───── The records ─────

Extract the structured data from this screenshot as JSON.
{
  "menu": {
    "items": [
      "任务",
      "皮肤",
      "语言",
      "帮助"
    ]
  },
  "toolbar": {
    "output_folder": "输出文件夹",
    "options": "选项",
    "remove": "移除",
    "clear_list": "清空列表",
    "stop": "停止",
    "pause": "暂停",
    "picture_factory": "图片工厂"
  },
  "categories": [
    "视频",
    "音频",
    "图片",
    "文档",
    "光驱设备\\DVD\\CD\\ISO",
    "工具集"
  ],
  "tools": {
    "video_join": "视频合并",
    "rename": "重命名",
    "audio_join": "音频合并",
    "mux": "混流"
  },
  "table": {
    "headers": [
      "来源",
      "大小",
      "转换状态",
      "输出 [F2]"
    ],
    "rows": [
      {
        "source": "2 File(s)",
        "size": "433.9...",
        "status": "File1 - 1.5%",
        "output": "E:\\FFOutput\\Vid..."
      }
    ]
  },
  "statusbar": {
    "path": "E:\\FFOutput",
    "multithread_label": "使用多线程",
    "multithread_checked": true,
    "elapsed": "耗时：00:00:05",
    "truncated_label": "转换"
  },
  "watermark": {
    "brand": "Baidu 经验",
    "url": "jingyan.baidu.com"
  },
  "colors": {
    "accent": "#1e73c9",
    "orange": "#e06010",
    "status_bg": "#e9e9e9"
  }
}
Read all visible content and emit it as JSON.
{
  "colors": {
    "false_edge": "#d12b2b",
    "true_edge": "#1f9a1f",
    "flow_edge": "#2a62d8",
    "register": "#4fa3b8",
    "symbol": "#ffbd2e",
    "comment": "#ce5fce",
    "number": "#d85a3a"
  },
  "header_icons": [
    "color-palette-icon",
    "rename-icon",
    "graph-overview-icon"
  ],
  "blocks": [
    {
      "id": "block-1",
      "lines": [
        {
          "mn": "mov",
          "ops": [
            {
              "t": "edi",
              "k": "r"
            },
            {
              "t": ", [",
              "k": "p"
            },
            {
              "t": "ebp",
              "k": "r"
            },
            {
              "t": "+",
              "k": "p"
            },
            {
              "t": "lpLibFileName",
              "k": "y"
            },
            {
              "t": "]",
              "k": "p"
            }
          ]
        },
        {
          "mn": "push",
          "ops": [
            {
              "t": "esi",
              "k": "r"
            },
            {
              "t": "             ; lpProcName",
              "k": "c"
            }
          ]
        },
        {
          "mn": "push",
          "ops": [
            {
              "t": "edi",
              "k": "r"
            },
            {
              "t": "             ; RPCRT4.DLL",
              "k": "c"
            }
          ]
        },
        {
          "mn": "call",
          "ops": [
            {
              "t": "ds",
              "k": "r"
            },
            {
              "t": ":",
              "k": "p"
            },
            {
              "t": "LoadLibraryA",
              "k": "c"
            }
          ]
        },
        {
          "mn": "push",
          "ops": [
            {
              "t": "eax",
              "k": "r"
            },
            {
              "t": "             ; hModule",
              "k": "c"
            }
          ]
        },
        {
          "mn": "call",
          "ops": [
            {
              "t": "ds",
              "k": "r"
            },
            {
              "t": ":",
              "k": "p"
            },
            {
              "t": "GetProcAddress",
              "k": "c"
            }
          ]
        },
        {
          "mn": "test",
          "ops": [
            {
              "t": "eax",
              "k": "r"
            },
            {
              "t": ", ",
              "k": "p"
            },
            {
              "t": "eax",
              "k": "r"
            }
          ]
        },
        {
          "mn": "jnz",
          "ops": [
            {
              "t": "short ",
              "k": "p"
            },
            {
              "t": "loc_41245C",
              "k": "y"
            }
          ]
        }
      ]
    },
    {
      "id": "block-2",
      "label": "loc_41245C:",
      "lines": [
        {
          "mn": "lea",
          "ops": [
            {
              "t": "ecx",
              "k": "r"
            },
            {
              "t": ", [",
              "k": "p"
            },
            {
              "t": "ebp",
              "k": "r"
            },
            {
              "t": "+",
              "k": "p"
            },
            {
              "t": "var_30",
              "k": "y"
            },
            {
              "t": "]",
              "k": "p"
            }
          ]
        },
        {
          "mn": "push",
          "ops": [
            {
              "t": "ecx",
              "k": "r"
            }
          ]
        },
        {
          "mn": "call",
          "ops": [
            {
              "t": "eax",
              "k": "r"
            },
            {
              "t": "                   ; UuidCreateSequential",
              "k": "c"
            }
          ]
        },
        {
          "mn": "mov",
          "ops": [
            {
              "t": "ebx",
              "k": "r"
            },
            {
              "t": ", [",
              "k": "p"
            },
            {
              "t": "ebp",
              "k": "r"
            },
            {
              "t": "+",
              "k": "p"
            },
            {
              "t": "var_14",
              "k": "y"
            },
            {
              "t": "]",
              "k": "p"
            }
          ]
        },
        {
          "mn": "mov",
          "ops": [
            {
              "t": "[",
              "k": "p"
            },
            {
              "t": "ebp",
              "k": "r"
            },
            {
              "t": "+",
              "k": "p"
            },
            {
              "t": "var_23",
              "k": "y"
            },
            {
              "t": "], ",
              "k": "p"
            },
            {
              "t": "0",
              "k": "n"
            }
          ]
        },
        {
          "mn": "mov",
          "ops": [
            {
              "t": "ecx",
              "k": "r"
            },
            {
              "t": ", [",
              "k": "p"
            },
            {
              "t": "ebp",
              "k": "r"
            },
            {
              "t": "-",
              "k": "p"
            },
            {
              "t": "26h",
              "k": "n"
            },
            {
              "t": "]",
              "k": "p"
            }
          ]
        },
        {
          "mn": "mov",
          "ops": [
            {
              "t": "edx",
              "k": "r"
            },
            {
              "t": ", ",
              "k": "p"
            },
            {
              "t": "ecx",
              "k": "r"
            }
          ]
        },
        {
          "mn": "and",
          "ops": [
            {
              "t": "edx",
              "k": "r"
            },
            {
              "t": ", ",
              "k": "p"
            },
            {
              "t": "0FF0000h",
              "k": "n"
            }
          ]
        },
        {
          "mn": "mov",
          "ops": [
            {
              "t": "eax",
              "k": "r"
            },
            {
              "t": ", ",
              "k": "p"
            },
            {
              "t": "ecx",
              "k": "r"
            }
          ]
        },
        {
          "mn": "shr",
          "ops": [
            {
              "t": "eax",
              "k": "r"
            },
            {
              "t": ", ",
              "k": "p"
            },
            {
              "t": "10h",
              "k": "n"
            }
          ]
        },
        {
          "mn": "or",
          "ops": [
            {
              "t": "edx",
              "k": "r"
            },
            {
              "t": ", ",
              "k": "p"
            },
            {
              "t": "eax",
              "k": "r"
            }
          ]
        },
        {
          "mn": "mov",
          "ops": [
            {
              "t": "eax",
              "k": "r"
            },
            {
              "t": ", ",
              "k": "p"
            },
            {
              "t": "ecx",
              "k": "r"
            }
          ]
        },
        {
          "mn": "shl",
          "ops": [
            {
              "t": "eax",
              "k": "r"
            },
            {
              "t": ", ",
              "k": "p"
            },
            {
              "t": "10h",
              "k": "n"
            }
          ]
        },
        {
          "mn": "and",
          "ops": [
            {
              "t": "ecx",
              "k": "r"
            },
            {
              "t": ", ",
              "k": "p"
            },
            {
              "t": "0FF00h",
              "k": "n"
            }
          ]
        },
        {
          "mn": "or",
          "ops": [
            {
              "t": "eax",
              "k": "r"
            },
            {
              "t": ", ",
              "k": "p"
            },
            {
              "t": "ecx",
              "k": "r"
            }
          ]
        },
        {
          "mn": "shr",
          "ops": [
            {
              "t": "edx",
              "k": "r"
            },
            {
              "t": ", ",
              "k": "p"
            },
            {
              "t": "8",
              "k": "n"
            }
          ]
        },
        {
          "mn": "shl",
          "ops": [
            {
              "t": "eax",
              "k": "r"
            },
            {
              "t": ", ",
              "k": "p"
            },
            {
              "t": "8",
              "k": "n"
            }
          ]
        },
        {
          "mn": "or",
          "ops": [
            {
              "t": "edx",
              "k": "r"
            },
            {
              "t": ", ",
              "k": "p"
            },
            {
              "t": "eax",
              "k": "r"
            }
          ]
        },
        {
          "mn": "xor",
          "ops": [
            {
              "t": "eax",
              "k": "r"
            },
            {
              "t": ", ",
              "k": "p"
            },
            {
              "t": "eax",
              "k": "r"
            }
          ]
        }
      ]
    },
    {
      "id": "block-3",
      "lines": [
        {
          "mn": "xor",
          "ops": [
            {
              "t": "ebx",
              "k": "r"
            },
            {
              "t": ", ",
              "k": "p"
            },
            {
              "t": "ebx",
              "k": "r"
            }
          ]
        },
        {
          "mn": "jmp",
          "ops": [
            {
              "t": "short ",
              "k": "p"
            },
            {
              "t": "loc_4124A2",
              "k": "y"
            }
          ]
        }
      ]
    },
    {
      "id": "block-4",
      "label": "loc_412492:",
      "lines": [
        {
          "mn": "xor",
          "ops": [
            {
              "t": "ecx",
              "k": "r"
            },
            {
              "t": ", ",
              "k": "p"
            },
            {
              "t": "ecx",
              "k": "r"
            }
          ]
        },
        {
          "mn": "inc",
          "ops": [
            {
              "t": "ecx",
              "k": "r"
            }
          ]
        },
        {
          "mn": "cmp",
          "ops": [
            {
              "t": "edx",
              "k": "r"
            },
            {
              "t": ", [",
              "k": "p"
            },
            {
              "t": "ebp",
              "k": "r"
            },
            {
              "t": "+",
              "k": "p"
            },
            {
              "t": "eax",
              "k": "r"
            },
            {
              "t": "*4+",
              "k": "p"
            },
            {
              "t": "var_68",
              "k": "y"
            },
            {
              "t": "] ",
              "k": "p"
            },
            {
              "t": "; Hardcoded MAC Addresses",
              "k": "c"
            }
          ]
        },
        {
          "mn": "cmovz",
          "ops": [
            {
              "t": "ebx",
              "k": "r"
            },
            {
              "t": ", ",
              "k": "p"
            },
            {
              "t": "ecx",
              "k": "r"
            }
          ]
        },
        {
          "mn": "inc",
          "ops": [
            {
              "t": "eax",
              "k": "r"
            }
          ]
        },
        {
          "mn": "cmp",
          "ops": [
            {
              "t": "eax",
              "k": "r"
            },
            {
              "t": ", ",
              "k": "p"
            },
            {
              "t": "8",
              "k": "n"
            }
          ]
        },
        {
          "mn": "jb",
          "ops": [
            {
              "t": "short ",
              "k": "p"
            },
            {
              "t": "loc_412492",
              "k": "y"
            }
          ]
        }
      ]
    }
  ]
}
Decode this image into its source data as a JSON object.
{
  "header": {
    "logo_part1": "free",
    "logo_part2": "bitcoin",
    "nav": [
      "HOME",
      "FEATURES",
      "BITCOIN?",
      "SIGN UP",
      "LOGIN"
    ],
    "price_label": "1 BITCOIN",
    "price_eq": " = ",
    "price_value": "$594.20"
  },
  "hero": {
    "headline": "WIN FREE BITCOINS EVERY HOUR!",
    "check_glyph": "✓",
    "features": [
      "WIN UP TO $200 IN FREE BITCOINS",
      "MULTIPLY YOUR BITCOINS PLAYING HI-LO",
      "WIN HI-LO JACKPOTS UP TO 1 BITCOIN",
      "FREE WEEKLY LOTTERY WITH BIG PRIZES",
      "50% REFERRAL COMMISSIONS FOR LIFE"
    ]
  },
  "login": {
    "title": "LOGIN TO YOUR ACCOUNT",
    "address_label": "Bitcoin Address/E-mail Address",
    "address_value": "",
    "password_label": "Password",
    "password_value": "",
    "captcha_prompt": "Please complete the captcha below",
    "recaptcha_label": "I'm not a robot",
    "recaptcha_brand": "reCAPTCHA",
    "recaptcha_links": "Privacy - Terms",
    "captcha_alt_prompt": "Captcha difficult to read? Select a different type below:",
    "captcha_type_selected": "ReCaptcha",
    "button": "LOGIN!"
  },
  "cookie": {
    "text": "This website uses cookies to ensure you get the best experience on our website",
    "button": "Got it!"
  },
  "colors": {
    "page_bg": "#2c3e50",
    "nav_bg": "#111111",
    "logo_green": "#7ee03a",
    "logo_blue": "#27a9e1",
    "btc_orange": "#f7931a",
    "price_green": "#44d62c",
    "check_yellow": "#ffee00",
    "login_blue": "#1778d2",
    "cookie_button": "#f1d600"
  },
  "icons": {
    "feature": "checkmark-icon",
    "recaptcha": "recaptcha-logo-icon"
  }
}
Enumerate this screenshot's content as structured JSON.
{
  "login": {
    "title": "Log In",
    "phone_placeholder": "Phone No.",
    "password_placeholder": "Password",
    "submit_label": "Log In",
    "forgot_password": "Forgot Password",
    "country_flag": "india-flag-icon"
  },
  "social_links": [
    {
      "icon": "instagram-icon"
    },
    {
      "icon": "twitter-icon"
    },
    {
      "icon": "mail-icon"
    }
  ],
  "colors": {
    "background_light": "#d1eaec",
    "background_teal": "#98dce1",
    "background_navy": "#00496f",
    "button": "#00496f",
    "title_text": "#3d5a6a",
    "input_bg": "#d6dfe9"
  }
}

─────

Repeat word for word the lines running from the line containing "Enumerate this screenshot's" to the end of the entries above, inclusive.

▶ **Complete response**:
Enumerate this screenshot's content as structured JSON.
{
  "login": {
    "title": "Log In",
    "phone_placeholder": "Phone No.",
    "password_placeholder": "Password",
    "submit_label": "Log In",
    "forgot_password": "Forgot Password",
    "country_flag": "india-flag-icon"
  },
  "social_links": [
    {
      "icon": "instagram-icon"
    },
    {
      "icon": "twitter-icon"
    },
    {
      "icon": "mail-icon"
    }
  ],
  "colors": {
    "background_light": "#d1eaec",
    "background_teal": "#98dce1",
    "background_navy": "#00496f",
    "button": "#00496f",
    "title_text": "#3d5a6a",
    "input_bg": "#d6dfe9"
  }
}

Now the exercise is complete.